▶ **Set exercise**
Images should be left out, and everything else in the listing reproduced exactly.

☆ ☆ ☆ ☆

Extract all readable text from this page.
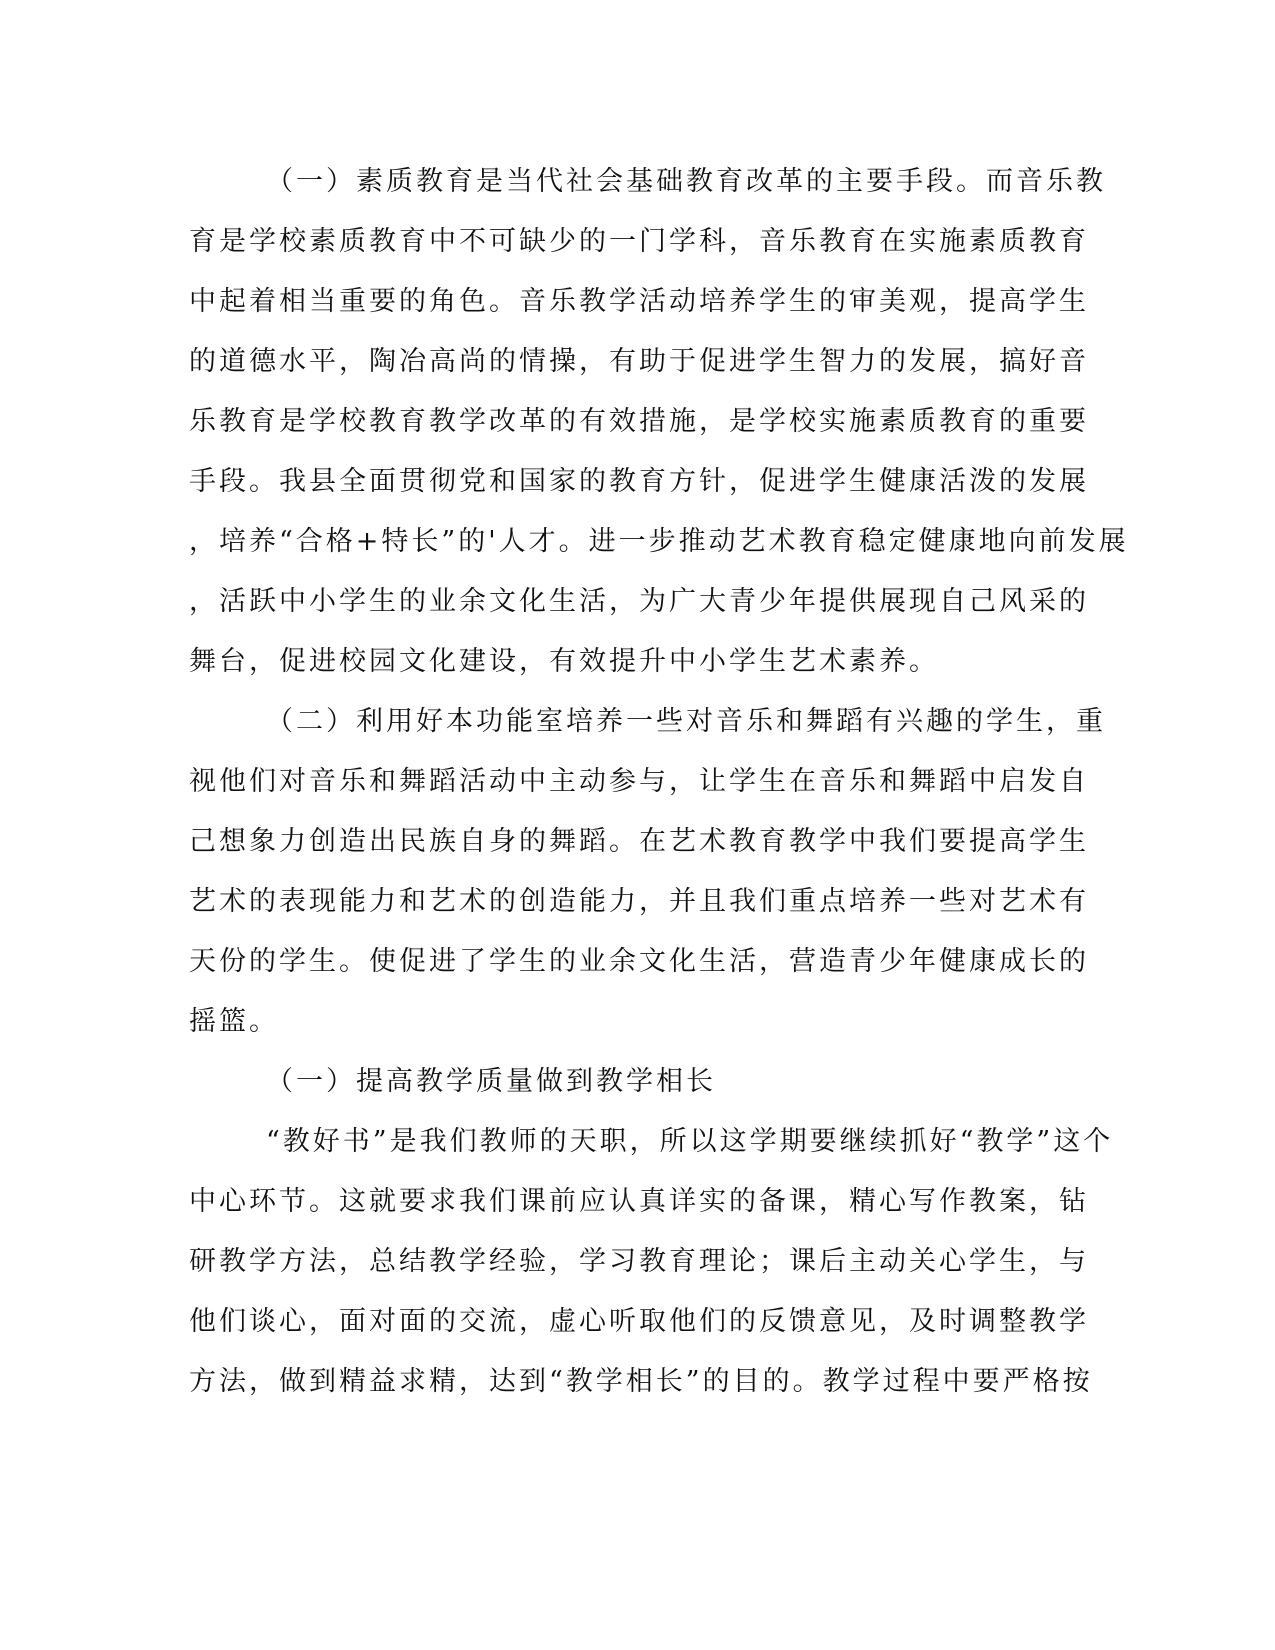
（一）素质教育是当代社会基础教育改革的主要手段。而音乐教

育是学校素质教育中不可缺少的一门学科，音乐教育在实施素质教育

中起着相当重要的角色。音乐教学活动培养学生的审美观，提高学生

的道德水平，陶冶高尚的情操，有助于促进学生智力的发展，搞好音

乐教育是学校教育教学改革的有效措施，是学校实施素质教育的重要

手段。我县全面贯彻党和国家的教育方针，促进学生健康活泼的发展

，培养“合格+特长”的'人才。进一步推动艺术教育稳定健康地向前发展

，活跃中小学生的业余文化生活，为广大青少年提供展现自己风采的

舞台，促进校园文化建设，有效提升中小学生艺术素养。

（二）利用好本功能室培养一些对音乐和舞蹈有兴趣的学生，重

视他们对音乐和舞蹈活动中主动参与，让学生在音乐和舞蹈中启发自

己想象力创造出民族自身的舞蹈。在艺术教育教学中我们要提高学生

艺术的表现能力和艺术的创造能力，并且我们重点培养一些对艺术有

天份的学生。使促进了学生的业余文化生活，营造青少年健康成长的

摇篮。

（一）提高教学质量做到教学相长

“教好书”是我们教师的天职，所以这学期要继续抓好“教学”这个

中心环节。这就要求我们课前应认真详实的备课，精心写作教案，钻

研教学方法，总结教学经验，学习教育理论；课后主动关心学生，与

他们谈心，面对面的交流，虚心听取他们的反馈意见，及时调整教学

方法，做到精益求精，达到“教学相长”的目的。教学过程中要严格按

☆ ☆ ☆ ☆

▶ **Solution for this task**
Extract all readable text from this page.
（一）素质教育是当代社会基础教育改革的主要手段。而音乐教

育是学校素质教育中不可缺少的一门学科，音乐教育在实施素质教育

中起着相当重要的角色。音乐教学活动培养学生的审美观，提高学生

的道德水平，陶冶高尚的情操，有助于促进学生智力的发展，搞好音

乐教育是学校教育教学改革的有效措施，是学校实施素质教育的重要

手段。我县全面贯彻党和国家的教育方针，促进学生健康活泼的发展

，培养“合格+特长”的'人才。进一步推动艺术教育稳定健康地向前发展

，活跃中小学生的业余文化生活，为广大青少年提供展现自己风采的

舞台，促进校园文化建设，有效提升中小学生艺术素养。

（二）利用好本功能室培养一些对音乐和舞蹈有兴趣的学生，重

视他们对音乐和舞蹈活动中主动参与，让学生在音乐和舞蹈中启发自

己想象力创造出民族自身的舞蹈。在艺术教育教学中我们要提高学生

艺术的表现能力和艺术的创造能力，并且我们重点培养一些对艺术有

天份的学生。使促进了学生的业余文化生活，营造青少年健康成长的

摇篮。

（一）提高教学质量做到教学相长

“教好书”是我们教师的天职，所以这学期要继续抓好“教学”这个

中心环节。这就要求我们课前应认真详实的备课，精心写作教案，钻

研教学方法，总结教学经验，学习教育理论；课后主动关心学生，与

他们谈心，面对面的交流，虚心听取他们的反馈意见，及时调整教学

方法，做到精益求精，达到“教学相长”的目的。教学过程中要严格按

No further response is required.